• [GOAL] Images should be left out, and everything else in the listing reproduced exactly.

• [RECORDS FOR PROCESSING]
++++++++++
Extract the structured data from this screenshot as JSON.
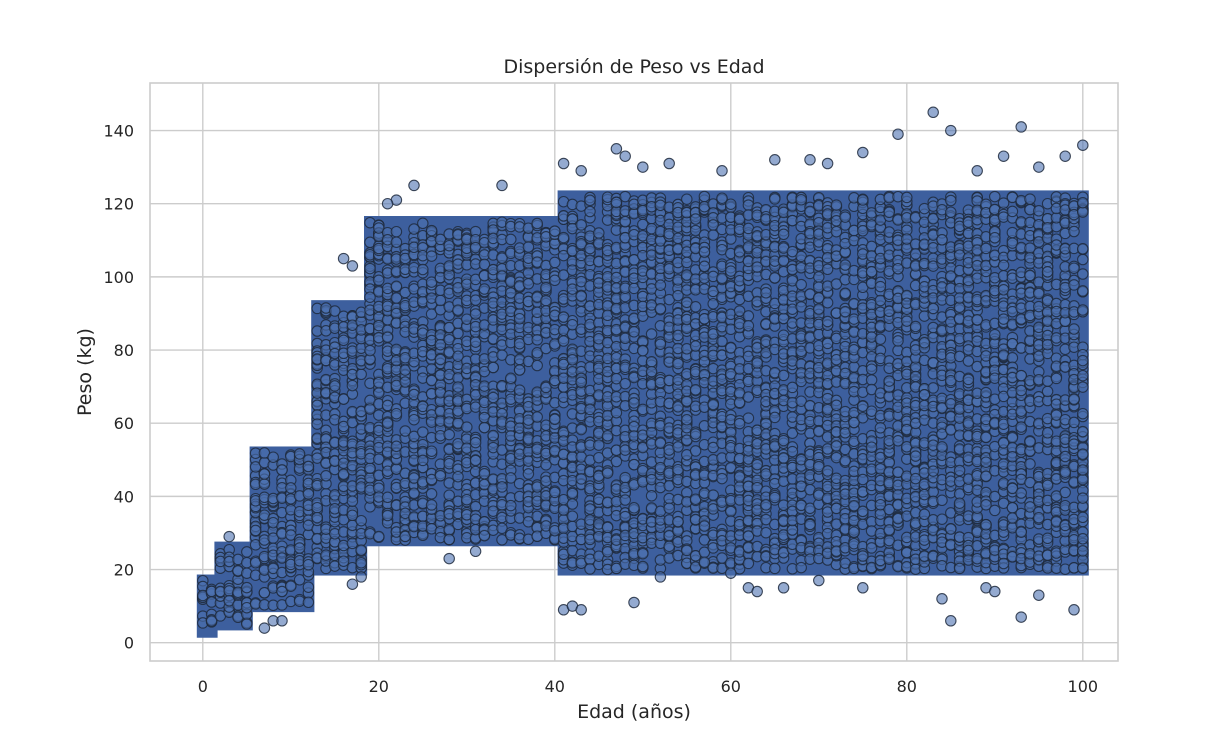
{
  "chart_data": {
    "type": "scatter",
    "title": "Dispersión de Peso vs Edad",
    "xlabel": "Edad (años)",
    "ylabel": "Peso (kg)",
    "xlim": [
      -6,
      104
    ],
    "ylim": [
      -5,
      153
    ],
    "grid": true,
    "legend": "none",
    "colors": {
      "marker_fill": "#4c72b0",
      "marker_edge": "#1f2a3d",
      "dense_core": "#3d5f9e",
      "grid": "#cccccc",
      "text": "#262626"
    },
    "marker_alpha": 0.6,
    "x_ticks": [
      0,
      20,
      40,
      60,
      80,
      100
    ],
    "x_tick_labels": [
      "0",
      "20",
      "40",
      "60",
      "80",
      "100"
    ],
    "y_ticks": [
      0,
      20,
      40,
      60,
      80,
      100,
      120,
      140
    ],
    "y_tick_labels": [
      "0",
      "20",
      "40",
      "60",
      "80",
      "100",
      "120",
      "140"
    ],
    "age_bands": [
      {
        "x_range": [
          0,
          1
        ],
        "y_range": [
          3,
          17
        ]
      },
      {
        "x_range": [
          2,
          5
        ],
        "y_range": [
          5,
          26
        ]
      },
      {
        "x_range": [
          6,
          12
        ],
        "y_range": [
          10,
          52
        ]
      },
      {
        "x_range": [
          13,
          18
        ],
        "y_range": [
          20,
          92
        ]
      },
      {
        "x_range": [
          19,
          40
        ],
        "y_range": [
          28,
          115
        ]
      },
      {
        "x_range": [
          41,
          100
        ],
        "y_range": [
          20,
          122
        ]
      }
    ],
    "outliers": [
      {
        "x": 83,
        "y": 145
      },
      {
        "x": 85,
        "y": 140
      },
      {
        "x": 79,
        "y": 139
      },
      {
        "x": 93,
        "y": 141
      },
      {
        "x": 100,
        "y": 136
      },
      {
        "x": 47,
        "y": 135
      },
      {
        "x": 48,
        "y": 133
      },
      {
        "x": 41,
        "y": 131
      },
      {
        "x": 50,
        "y": 130
      },
      {
        "x": 53,
        "y": 131
      },
      {
        "x": 75,
        "y": 134
      },
      {
        "x": 65,
        "y": 132
      },
      {
        "x": 69,
        "y": 132
      },
      {
        "x": 71,
        "y": 131
      },
      {
        "x": 98,
        "y": 133
      },
      {
        "x": 91,
        "y": 133
      },
      {
        "x": 95,
        "y": 130
      },
      {
        "x": 88,
        "y": 129
      },
      {
        "x": 43,
        "y": 129
      },
      {
        "x": 59,
        "y": 129
      },
      {
        "x": 34,
        "y": 125
      },
      {
        "x": 24,
        "y": 125
      },
      {
        "x": 22,
        "y": 121
      },
      {
        "x": 21,
        "y": 120
      },
      {
        "x": 16,
        "y": 105
      },
      {
        "x": 17,
        "y": 103
      },
      {
        "x": 18,
        "y": 18
      },
      {
        "x": 17,
        "y": 16
      },
      {
        "x": 41,
        "y": 9
      },
      {
        "x": 42,
        "y": 10
      },
      {
        "x": 43,
        "y": 9
      },
      {
        "x": 49,
        "y": 11
      },
      {
        "x": 85,
        "y": 6
      },
      {
        "x": 93,
        "y": 7
      },
      {
        "x": 99,
        "y": 9
      },
      {
        "x": 84,
        "y": 12
      },
      {
        "x": 8,
        "y": 6
      },
      {
        "x": 7,
        "y": 4
      },
      {
        "x": 9,
        "y": 6
      },
      {
        "x": 3,
        "y": 29
      },
      {
        "x": 28,
        "y": 23
      },
      {
        "x": 31,
        "y": 25
      },
      {
        "x": 62,
        "y": 15
      },
      {
        "x": 63,
        "y": 14
      },
      {
        "x": 66,
        "y": 15
      },
      {
        "x": 75,
        "y": 15
      },
      {
        "x": 89,
        "y": 15
      },
      {
        "x": 95,
        "y": 13
      },
      {
        "x": 90,
        "y": 14
      },
      {
        "x": 70,
        "y": 17
      },
      {
        "x": 52,
        "y": 18
      },
      {
        "x": 57,
        "y": 22
      },
      {
        "x": 60,
        "y": 19
      }
    ]
  }
}
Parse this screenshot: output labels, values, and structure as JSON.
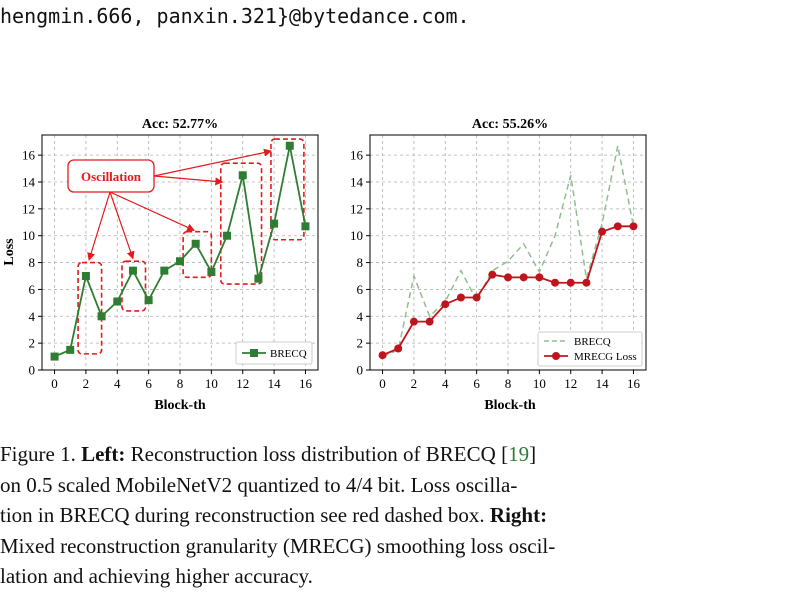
{
  "header": {
    "email_text": "hengmin.666, panxin.321}@bytedance.com."
  },
  "figure": {
    "annotation_label": "Oscillation",
    "colors": {
      "brecq": "#2e7d32",
      "brecq_dashed": "#8fbf8f",
      "mrecg": "#c0141c",
      "annotation": "#e41a1c"
    }
  },
  "chart_data": [
    {
      "type": "line",
      "title": "Acc: 52.77%",
      "xlabel": "Block-th",
      "ylabel": "Loss",
      "xlim": [
        -0.8,
        16.8
      ],
      "ylim": [
        0,
        17.5
      ],
      "xticks": [
        "0",
        "2",
        "4",
        "6",
        "8",
        "10",
        "12",
        "14",
        "16"
      ],
      "yticks": [
        "0",
        "2",
        "4",
        "6",
        "8",
        "10",
        "12",
        "14",
        "16"
      ],
      "grid": true,
      "legend_position": "lower-right",
      "x": [
        0,
        1,
        2,
        3,
        4,
        5,
        6,
        7,
        8,
        9,
        10,
        11,
        12,
        13,
        14,
        15,
        16
      ],
      "series": [
        {
          "name": "BRECQ",
          "values": [
            1.0,
            1.5,
            7.0,
            4.0,
            5.1,
            7.4,
            5.2,
            7.4,
            8.1,
            9.4,
            7.3,
            10.0,
            14.5,
            6.8,
            10.9,
            16.7,
            10.7
          ]
        }
      ],
      "annotation": "Oscillation"
    },
    {
      "type": "line",
      "title": "Acc: 55.26%",
      "xlabel": "Block-th",
      "ylabel": "",
      "xlim": [
        -0.8,
        16.8
      ],
      "ylim": [
        0,
        17.5
      ],
      "xticks": [
        "0",
        "2",
        "4",
        "6",
        "8",
        "10",
        "12",
        "14",
        "16"
      ],
      "yticks": [
        "0",
        "2",
        "4",
        "6",
        "8",
        "10",
        "12",
        "14",
        "16"
      ],
      "grid": true,
      "legend_position": "lower-right",
      "x": [
        0,
        1,
        2,
        3,
        4,
        5,
        6,
        7,
        8,
        9,
        10,
        11,
        12,
        13,
        14,
        15,
        16
      ],
      "series": [
        {
          "name": "BRECQ",
          "values": [
            1.0,
            1.5,
            7.0,
            4.0,
            5.1,
            7.4,
            5.2,
            7.4,
            8.1,
            9.4,
            7.3,
            10.0,
            14.5,
            6.8,
            10.9,
            16.7,
            10.7
          ]
        },
        {
          "name": "MRECG Loss",
          "values": [
            1.1,
            1.6,
            3.6,
            3.6,
            4.9,
            5.4,
            5.4,
            7.1,
            6.9,
            6.9,
            6.9,
            6.5,
            6.5,
            6.5,
            10.3,
            10.7,
            10.7
          ]
        }
      ]
    }
  ],
  "caption": {
    "figure_label": "Figure 1.",
    "left_label": "Left:",
    "line1_text": " Reconstruction loss distribution of BRECQ ",
    "ref_open": "[",
    "ref_num": "19",
    "ref_close": "]",
    "line2_text": "on 0.5 scaled MobileNetV2 quantized to 4/4 bit.  Loss oscilla-",
    "line3_text": "tion in BRECQ during reconstruction see red dashed box. ",
    "right_label": "Right:",
    "line4_text": "Mixed reconstruction granularity (MRECG) smoothing loss oscil-",
    "line5_text": "lation and achieving higher accuracy."
  }
}
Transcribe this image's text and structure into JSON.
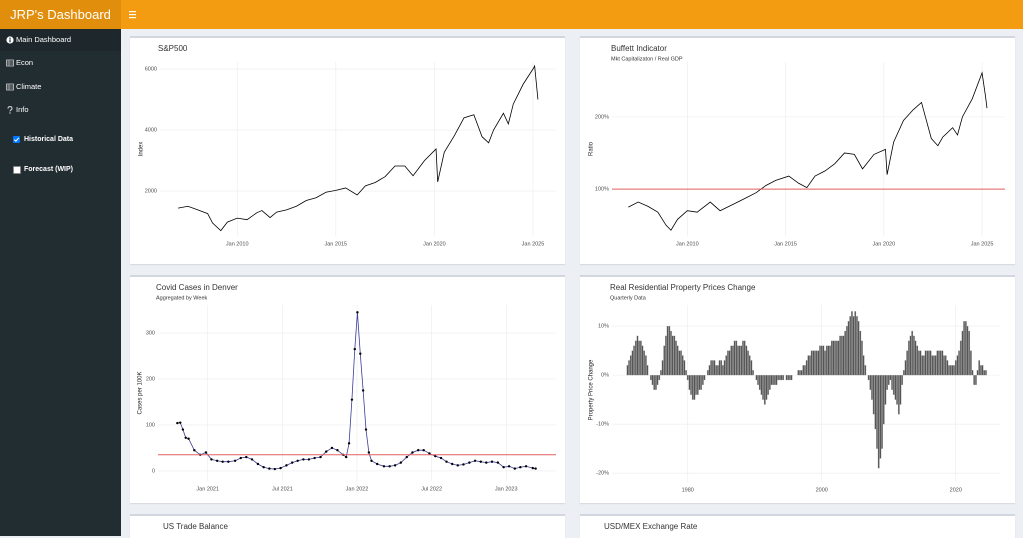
++++++++++
• [SOLUTION TO THIS PROBLEM]
Extract the structured data from this screenshot as JSON.
{
  "chart_data": {
    "type": "scatter",
    "title": "Dispersión de Peso vs Edad",
    "xlabel": "Edad (años)",
    "ylabel": "Peso (kg)",
    "xlim": [
      -6,
      104
    ],
    "ylim": [
      -5,
      153
    ],
    "grid": true,
    "legend": "none",
    "colors": {
      "marker_fill": "#4c72b0",
      "marker_edge": "#1f2a3d",
      "dense_core": "#3d5f9e",
      "grid": "#cccccc",
      "text": "#262626"
    },
    "marker_alpha": 0.6,
    "x_ticks": [
      0,
      20,
      40,
      60,
      80,
      100
    ],
    "x_tick_labels": [
      "0",
      "20",
      "40",
      "60",
      "80",
      "100"
    ],
    "y_ticks": [
      0,
      20,
      40,
      60,
      80,
      100,
      120,
      140
    ],
    "y_tick_labels": [
      "0",
      "20",
      "40",
      "60",
      "80",
      "100",
      "120",
      "140"
    ],
    "age_bands": [
      {
        "x_range": [
          0,
          1
        ],
        "y_range": [
          3,
          17
        ]
      },
      {
        "x_range": [
          2,
          5
        ],
        "y_range": [
          5,
          26
        ]
      },
      {
        "x_range": [
          6,
          12
        ],
        "y_range": [
          10,
          52
        ]
      },
      {
        "x_range": [
          13,
          18
        ],
        "y_range": [
          20,
          92
        ]
      },
      {
        "x_range": [
          19,
          40
        ],
        "y_range": [
          28,
          115
        ]
      },
      {
        "x_range": [
          41,
          100
        ],
        "y_range": [
          20,
          122
        ]
      }
    ],
    "outliers": [
      {
        "x": 83,
        "y": 145
      },
      {
        "x": 85,
        "y": 140
      },
      {
        "x": 79,
        "y": 139
      },
      {
        "x": 93,
        "y": 141
      },
      {
        "x": 100,
        "y": 136
      },
      {
        "x": 47,
        "y": 135
      },
      {
        "x": 48,
        "y": 133
      },
      {
        "x": 41,
        "y": 131
      },
      {
        "x": 50,
        "y": 130
      },
      {
        "x": 53,
        "y": 131
      },
      {
        "x": 75,
        "y": 134
      },
      {
        "x": 65,
        "y": 132
      },
      {
        "x": 69,
        "y": 132
      },
      {
        "x": 71,
        "y": 131
      },
      {
        "x": 98,
        "y": 133
      },
      {
        "x": 91,
        "y": 133
      },
      {
        "x": 95,
        "y": 130
      },
      {
        "x": 88,
        "y": 129
      },
      {
        "x": 43,
        "y": 129
      },
      {
        "x": 59,
        "y": 129
      },
      {
        "x": 34,
        "y": 125
      },
      {
        "x": 24,
        "y": 125
      },
      {
        "x": 22,
        "y": 121
      },
      {
        "x": 21,
        "y": 120
      },
      {
        "x": 16,
        "y": 105
      },
      {
        "x": 17,
        "y": 103
      },
      {
        "x": 18,
        "y": 18
      },
      {
        "x": 17,
        "y": 16
      },
      {
        "x": 41,
        "y": 9
      },
      {
        "x": 42,
        "y": 10
      },
      {
        "x": 43,
        "y": 9
      },
      {
        "x": 49,
        "y": 11
      },
      {
        "x": 85,
        "y": 6
      },
      {
        "x": 93,
        "y": 7
      },
      {
        "x": 99,
        "y": 9
      },
      {
        "x": 84,
        "y": 12
      },
      {
        "x": 8,
        "y": 6
      },
      {
        "x": 7,
        "y": 4
      },
      {
        "x": 9,
        "y": 6
      },
      {
        "x": 3,
        "y": 29
      },
      {
        "x": 28,
        "y": 23
      },
      {
        "x": 31,
        "y": 25
      },
      {
        "x": 62,
        "y": 15
      },
      {
        "x": 63,
        "y": 14
      },
      {
        "x": 66,
        "y": 15
      },
      {
        "x": 75,
        "y": 15
      },
      {
        "x": 89,
        "y": 15
      },
      {
        "x": 95,
        "y": 13
      },
      {
        "x": 90,
        "y": 14
      },
      {
        "x": 70,
        "y": 17
      },
      {
        "x": 52,
        "y": 18
      },
      {
        "x": 57,
        "y": 22
      },
      {
        "x": 60,
        "y": 19
      }
    ]
  }
}
Parse this screenshot: output labels, values, and structure as JSON.
{
  "header": {
    "email_text": "hengmin.666, panxin.321}@bytedance.com."
  },
  "figure": {
    "annotation_label": "Oscillation",
    "colors": {
      "brecq": "#2e7d32",
      "brecq_dashed": "#8fbf8f",
      "mrecg": "#c0141c",
      "annotation": "#e41a1c"
    }
  },
  "chart_data": [
    {
      "type": "line",
      "title": "Acc: 52.77%",
      "xlabel": "Block-th",
      "ylabel": "Loss",
      "xlim": [
        -0.8,
        16.8
      ],
      "ylim": [
        0,
        17.5
      ],
      "xticks": [
        "0",
        "2",
        "4",
        "6",
        "8",
        "10",
        "12",
        "14",
        "16"
      ],
      "yticks": [
        "0",
        "2",
        "4",
        "6",
        "8",
        "10",
        "12",
        "14",
        "16"
      ],
      "grid": true,
      "legend_position": "lower-right",
      "x": [
        0,
        1,
        2,
        3,
        4,
        5,
        6,
        7,
        8,
        9,
        10,
        11,
        12,
        13,
        14,
        15,
        16
      ],
      "series": [
        {
          "name": "BRECQ",
          "values": [
            1.0,
            1.5,
            7.0,
            4.0,
            5.1,
            7.4,
            5.2,
            7.4,
            8.1,
            9.4,
            7.3,
            10.0,
            14.5,
            6.8,
            10.9,
            16.7,
            10.7
          ]
        }
      ],
      "annotation": "Oscillation"
    },
    {
      "type": "line",
      "title": "Acc: 55.26%",
      "xlabel": "Block-th",
      "ylabel": "",
      "xlim": [
        -0.8,
        16.8
      ],
      "ylim": [
        0,
        17.5
      ],
      "xticks": [
        "0",
        "2",
        "4",
        "6",
        "8",
        "10",
        "12",
        "14",
        "16"
      ],
      "yticks": [
        "0",
        "2",
        "4",
        "6",
        "8",
        "10",
        "12",
        "14",
        "16"
      ],
      "grid": true,
      "legend_position": "lower-right",
      "x": [
        0,
        1,
        2,
        3,
        4,
        5,
        6,
        7,
        8,
        9,
        10,
        11,
        12,
        13,
        14,
        15,
        16
      ],
      "series": [
        {
          "name": "BRECQ",
          "values": [
            1.0,
            1.5,
            7.0,
            4.0,
            5.1,
            7.4,
            5.2,
            7.4,
            8.1,
            9.4,
            7.3,
            10.0,
            14.5,
            6.8,
            10.9,
            16.7,
            10.7
          ]
        },
        {
          "name": "MRECG Loss",
          "values": [
            1.1,
            1.6,
            3.6,
            3.6,
            4.9,
            5.4,
            5.4,
            7.1,
            6.9,
            6.9,
            6.9,
            6.5,
            6.5,
            6.5,
            10.3,
            10.7,
            10.7
          ]
        }
      ]
    }
  ],
  "caption": {
    "figure_label": "Figure 1.",
    "left_label": "Left:",
    "line1_text": " Reconstruction loss distribution of BRECQ ",
    "ref_open": "[",
    "ref_num": "19",
    "ref_close": "]",
    "line2_text": "on 0.5 scaled MobileNetV2 quantized to 4/4 bit.  Loss oscilla-",
    "line3_text": "tion in BRECQ during reconstruction see red dashed box. ",
    "right_label": "Right:",
    "line4_text": "Mixed reconstruction granularity (MRECG) smoothing loss oscil-",
    "line5_text": "lation and achieving higher accuracy."
  }
}
Transcribe this image's text and structure into JSON.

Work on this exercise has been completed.